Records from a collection
------------------------------------------------

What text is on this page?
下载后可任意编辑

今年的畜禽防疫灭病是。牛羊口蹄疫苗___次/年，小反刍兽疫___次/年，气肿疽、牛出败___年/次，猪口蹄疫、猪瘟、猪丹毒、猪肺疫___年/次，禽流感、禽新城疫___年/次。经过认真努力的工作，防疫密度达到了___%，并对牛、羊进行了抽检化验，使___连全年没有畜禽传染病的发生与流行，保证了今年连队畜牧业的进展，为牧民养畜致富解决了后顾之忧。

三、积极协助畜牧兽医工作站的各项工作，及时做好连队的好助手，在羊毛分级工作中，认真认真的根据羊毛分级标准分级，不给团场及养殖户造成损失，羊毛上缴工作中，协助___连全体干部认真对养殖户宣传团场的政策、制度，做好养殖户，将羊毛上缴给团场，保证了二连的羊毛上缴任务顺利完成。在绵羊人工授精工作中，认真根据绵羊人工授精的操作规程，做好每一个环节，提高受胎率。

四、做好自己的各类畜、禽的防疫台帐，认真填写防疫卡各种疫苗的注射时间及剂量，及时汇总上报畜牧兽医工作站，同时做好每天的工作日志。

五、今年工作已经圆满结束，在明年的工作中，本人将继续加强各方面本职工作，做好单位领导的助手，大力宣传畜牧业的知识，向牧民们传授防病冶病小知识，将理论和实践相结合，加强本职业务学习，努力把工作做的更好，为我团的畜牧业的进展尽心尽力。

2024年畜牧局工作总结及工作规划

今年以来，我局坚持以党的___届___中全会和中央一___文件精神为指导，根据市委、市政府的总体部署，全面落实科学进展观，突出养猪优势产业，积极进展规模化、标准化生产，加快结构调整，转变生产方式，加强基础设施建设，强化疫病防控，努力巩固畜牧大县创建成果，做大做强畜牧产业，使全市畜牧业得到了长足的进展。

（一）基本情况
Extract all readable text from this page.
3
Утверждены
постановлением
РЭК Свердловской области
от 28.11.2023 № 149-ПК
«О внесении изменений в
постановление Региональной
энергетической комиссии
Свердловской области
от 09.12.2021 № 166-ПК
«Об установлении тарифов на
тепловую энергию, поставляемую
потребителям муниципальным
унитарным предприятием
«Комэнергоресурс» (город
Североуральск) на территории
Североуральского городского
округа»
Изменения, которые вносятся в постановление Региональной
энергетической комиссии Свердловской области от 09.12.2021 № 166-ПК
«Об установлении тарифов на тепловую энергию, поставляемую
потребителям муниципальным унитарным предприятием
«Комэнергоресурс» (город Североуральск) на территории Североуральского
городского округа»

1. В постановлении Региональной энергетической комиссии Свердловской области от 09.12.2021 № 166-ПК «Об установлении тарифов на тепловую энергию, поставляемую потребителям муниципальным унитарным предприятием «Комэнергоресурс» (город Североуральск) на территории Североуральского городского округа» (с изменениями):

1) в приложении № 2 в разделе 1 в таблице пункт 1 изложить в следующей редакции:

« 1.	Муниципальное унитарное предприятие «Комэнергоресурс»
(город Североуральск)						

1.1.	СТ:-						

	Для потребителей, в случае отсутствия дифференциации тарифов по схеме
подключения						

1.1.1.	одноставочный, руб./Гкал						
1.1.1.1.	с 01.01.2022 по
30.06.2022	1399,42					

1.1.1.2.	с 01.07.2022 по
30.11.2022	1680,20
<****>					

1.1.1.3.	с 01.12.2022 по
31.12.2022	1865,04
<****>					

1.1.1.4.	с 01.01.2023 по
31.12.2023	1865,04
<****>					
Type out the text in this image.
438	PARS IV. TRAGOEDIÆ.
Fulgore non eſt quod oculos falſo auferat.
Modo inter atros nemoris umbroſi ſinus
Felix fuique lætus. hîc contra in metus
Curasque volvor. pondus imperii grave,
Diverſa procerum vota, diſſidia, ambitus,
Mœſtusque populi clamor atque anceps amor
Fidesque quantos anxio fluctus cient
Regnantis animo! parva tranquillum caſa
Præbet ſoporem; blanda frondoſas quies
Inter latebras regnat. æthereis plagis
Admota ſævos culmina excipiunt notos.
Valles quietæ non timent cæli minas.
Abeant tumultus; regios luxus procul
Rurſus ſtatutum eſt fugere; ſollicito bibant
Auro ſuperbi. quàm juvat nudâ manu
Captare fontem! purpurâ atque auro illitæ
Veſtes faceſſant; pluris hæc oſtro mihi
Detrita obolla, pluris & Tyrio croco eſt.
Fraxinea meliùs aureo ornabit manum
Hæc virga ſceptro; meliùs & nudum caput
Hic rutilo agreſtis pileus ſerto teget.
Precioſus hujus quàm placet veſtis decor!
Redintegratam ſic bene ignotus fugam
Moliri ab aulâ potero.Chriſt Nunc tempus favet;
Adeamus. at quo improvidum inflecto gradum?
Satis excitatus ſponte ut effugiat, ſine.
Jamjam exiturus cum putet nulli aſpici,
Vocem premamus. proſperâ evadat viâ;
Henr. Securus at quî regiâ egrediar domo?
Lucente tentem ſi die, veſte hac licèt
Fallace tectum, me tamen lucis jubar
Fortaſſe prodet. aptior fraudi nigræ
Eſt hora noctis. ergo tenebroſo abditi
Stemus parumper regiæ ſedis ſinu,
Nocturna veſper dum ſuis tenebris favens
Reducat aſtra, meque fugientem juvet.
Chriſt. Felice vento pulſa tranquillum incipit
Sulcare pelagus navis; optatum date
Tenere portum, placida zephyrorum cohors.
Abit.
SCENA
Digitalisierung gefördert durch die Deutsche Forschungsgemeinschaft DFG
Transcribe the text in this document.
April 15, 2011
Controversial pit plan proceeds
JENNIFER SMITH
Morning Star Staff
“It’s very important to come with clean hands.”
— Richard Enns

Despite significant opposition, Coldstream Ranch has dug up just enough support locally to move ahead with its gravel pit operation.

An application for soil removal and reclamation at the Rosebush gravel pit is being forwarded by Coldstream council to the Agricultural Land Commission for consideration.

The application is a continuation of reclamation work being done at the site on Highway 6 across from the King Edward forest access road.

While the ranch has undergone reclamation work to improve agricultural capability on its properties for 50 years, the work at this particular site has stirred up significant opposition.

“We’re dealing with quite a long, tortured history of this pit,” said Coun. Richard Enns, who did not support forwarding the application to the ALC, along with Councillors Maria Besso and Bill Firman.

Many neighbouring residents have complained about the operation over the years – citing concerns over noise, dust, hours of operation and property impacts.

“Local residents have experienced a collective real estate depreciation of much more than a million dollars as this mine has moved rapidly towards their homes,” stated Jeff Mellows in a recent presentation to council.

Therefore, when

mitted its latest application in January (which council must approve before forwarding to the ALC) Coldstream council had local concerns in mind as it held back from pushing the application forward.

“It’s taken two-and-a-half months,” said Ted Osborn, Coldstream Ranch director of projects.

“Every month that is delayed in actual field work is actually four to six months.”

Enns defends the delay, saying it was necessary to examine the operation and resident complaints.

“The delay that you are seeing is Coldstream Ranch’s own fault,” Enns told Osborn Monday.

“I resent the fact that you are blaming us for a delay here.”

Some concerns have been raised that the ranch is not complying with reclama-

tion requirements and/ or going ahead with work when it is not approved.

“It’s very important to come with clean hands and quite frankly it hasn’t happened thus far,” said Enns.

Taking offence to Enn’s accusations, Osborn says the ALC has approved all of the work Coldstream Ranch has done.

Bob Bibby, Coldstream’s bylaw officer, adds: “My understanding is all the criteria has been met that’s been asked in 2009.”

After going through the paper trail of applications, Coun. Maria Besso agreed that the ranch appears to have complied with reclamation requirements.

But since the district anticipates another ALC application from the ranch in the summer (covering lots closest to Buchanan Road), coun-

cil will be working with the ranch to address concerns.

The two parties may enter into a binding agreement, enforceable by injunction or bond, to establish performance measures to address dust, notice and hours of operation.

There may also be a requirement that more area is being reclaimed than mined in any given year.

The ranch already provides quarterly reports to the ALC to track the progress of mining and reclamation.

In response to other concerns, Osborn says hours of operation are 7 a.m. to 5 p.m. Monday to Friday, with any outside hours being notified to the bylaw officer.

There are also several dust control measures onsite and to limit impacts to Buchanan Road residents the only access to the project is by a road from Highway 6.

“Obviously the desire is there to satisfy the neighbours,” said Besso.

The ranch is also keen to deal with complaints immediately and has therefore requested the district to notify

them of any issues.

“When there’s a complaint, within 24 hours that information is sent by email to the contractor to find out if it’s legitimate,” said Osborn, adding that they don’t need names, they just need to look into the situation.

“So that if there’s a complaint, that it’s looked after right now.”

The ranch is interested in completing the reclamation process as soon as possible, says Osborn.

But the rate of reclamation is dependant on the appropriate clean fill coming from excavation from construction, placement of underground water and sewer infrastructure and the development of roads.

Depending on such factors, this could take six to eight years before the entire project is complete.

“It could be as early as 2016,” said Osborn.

------------------------------------------------

» Work required: Go through the data and gather every line that holds "quite".

» Final answer:
“We’re dealing with quite a long, tortured history of this pit,” said Coun. Richard Enns, who did not support forwarding the application to the ALC, along with Councillors Maria Besso and Bill Firman.
“It’s very important to come with clean hands and quite frankly it hasn’t happened thus far,” said Enns.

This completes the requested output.